The Kesa Gatame in BJJ: Position and Control

Last updated on 26.05.2022 by

Side-control is a phenomenal position with numerous possibilities to finish your opponent. One super effective variation of side-control that BJJ adopted from Judo is the kesa gatame position.

Kesa gatame is a really effective way to hold side-control that allows you to lay down heavy pressure and opens up multiple attack options. The kesa gatame position has so many possibilities that we needed to cover the position in two parts.

This is part one of our series on the kesa gatame, covering how to get to the kesa gatame and how to hold the position. 

The history of Kesa Gatame

Kesa gatame is one of the seven mat holds that was created within Kodokan Judo. Some also refer to the kesa gatame as the scarf-hold position due to a mistranslation to English.

Many believed that the name refers to a western style scarf, but it actually refers to the type of sash that Buddhist monks wear. This sash is called a ‘henden uken,’ and is worn from the left shoulder to the right hip.

This sash was originally known as a ‘kesa’ and was the source of how the kesa-gatame position was given its name. Given this origin, a better translation would be sash-hold, but odds are scarf-hold will prevail given its popularity.

The kesa gatame position in wrestling

The kesa gatame position is also used within wrestling, but it goes by the name head and arm ride. In amateur wrestling this is a riding position and one of the most dominant positions in the sport.

The position also finds use in forms of submission wrestling, which is why they generally refer to an arm triangle choke as a head and arm choke.

Kesa gatame variations

There are three different variations of the kesa gatame. The normal kesa gatame, kuzure kesa gatame [modified kesa gatame], and the ushiro kesa gatame [reverse kesa gatame].

# Data lines

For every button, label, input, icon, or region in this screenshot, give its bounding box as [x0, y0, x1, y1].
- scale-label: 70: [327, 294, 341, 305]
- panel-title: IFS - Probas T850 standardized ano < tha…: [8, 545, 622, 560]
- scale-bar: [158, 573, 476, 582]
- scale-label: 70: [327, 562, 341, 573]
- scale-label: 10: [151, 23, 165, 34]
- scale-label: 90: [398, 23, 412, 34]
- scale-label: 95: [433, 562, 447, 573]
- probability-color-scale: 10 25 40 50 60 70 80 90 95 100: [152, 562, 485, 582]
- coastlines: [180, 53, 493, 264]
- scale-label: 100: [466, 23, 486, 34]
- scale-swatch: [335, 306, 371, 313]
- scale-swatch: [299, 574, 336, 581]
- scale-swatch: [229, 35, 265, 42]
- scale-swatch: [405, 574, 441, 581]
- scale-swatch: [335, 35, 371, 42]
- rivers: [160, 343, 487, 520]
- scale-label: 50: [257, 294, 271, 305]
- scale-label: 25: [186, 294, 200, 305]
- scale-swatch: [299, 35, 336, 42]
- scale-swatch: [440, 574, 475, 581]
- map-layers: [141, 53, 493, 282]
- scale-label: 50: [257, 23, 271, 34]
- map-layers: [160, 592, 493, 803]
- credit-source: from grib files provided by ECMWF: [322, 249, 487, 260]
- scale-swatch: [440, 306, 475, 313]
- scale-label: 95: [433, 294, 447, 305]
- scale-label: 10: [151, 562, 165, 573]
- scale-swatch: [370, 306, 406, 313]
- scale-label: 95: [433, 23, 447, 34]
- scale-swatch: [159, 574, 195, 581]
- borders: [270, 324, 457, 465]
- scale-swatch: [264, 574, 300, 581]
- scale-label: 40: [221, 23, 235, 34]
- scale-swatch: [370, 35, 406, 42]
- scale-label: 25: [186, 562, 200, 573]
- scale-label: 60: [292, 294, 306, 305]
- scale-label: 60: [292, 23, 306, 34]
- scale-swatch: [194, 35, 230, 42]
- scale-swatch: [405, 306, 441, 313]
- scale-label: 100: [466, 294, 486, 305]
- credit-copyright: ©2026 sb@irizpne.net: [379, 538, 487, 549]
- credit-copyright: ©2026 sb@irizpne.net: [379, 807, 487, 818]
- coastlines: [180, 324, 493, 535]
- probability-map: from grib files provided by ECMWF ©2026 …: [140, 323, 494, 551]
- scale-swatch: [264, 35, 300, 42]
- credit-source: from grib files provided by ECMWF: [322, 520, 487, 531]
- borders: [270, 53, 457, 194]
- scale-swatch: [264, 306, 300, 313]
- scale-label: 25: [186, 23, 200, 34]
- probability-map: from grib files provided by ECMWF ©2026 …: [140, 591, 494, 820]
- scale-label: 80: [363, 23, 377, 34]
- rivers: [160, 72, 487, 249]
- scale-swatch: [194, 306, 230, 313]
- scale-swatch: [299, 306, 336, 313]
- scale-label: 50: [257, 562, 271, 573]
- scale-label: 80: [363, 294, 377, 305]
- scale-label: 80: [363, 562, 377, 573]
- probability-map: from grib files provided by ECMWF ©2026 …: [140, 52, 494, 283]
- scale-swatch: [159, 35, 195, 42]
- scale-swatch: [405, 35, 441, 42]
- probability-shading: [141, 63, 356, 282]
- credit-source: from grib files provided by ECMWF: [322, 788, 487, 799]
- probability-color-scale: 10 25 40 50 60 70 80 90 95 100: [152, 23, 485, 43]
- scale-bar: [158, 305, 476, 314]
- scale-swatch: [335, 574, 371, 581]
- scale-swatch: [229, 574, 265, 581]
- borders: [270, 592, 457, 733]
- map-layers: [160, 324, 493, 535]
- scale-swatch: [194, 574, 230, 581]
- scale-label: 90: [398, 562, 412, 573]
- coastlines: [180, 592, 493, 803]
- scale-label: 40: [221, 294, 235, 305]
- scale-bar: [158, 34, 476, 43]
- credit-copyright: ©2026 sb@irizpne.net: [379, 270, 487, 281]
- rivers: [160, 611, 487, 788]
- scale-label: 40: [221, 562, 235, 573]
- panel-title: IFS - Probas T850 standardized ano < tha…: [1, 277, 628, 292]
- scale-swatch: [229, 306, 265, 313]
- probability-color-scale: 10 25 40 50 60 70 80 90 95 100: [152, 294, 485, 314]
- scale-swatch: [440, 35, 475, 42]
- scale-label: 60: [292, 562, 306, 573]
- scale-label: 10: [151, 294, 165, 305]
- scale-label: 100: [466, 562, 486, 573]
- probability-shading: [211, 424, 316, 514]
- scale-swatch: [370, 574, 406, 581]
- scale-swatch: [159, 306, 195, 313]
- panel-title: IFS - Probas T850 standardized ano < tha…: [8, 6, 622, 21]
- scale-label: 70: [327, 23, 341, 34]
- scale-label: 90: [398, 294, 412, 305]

# Tasks to perform
1 > Echo the passage from the kesa gatame text between "The kesa gatame position is" and "and arm choke.", inclusive, without any alteration.
2 > Proceed with the kesa gatame text, picking up after its final sentence.

# Written answers
1 >
The kesa gatame position is also used within wrestling, but it goes by the name head and arm ride. In amateur wrestling this is a riding position and one of the most dominant positions in the sport.

The position also finds use in forms of submission wrestling, which is why they generally refer to an arm triangle choke as a head and arm choke.

2 >
Normal kesa gatame 

Normal kesa gatame is where you’re facing toward the head of your partner. You have an overhook with head control and your ribs placed on your opponent’s chest, while putting down heavy pressure.

Your hips shouldn’t be resting on the ground – instead your weight should be resting on just three points of contact: your two feet and your ribs on top of their ribs.

Kuzure kesa gatame

The kuzure kesa gatame, or modified kesa gatame, is almost the same as the traditional kesa gatame except for the arm with head control. Instead of going underneath the head, you instead have a deep underhook. 

This is a fantastic pinning position, and is arguably more secure than traditional kesa – however there are fewer submission opportunities available. We often get into this position after a successful knee slide passes into side-control.

Reverse kesa gatame

Reverse kesa gatame is the exact opposite of the kesa gatame, where you are facing your partner’s knees. In this variation, you hook around your partner’s neck like a north/south choke, while underhooking their near arm.

In BJJ, we use another variation of the reverse kesa gatame without having head control. We usually get to the variation of this position off a reverse half guard pass. It’s also used as a transitional position to get to the mount.

How to get to kesa gatame?

You can get to the kesa gatame position generally in two different ways. Either off of a Judo throw or sweep and from a guard/half guard pass.

Koshi-guruma to kesa gatame

One Judo throw that can put you right into the kesa gatame upon completion is the koshi-guruma. It’s very simple to execute and only has a few steps.

Break partner’s posture

The first step is to break your partner’s posture. Take a standard collar and sleeve grip, then step back as you pull your opponent’s head down.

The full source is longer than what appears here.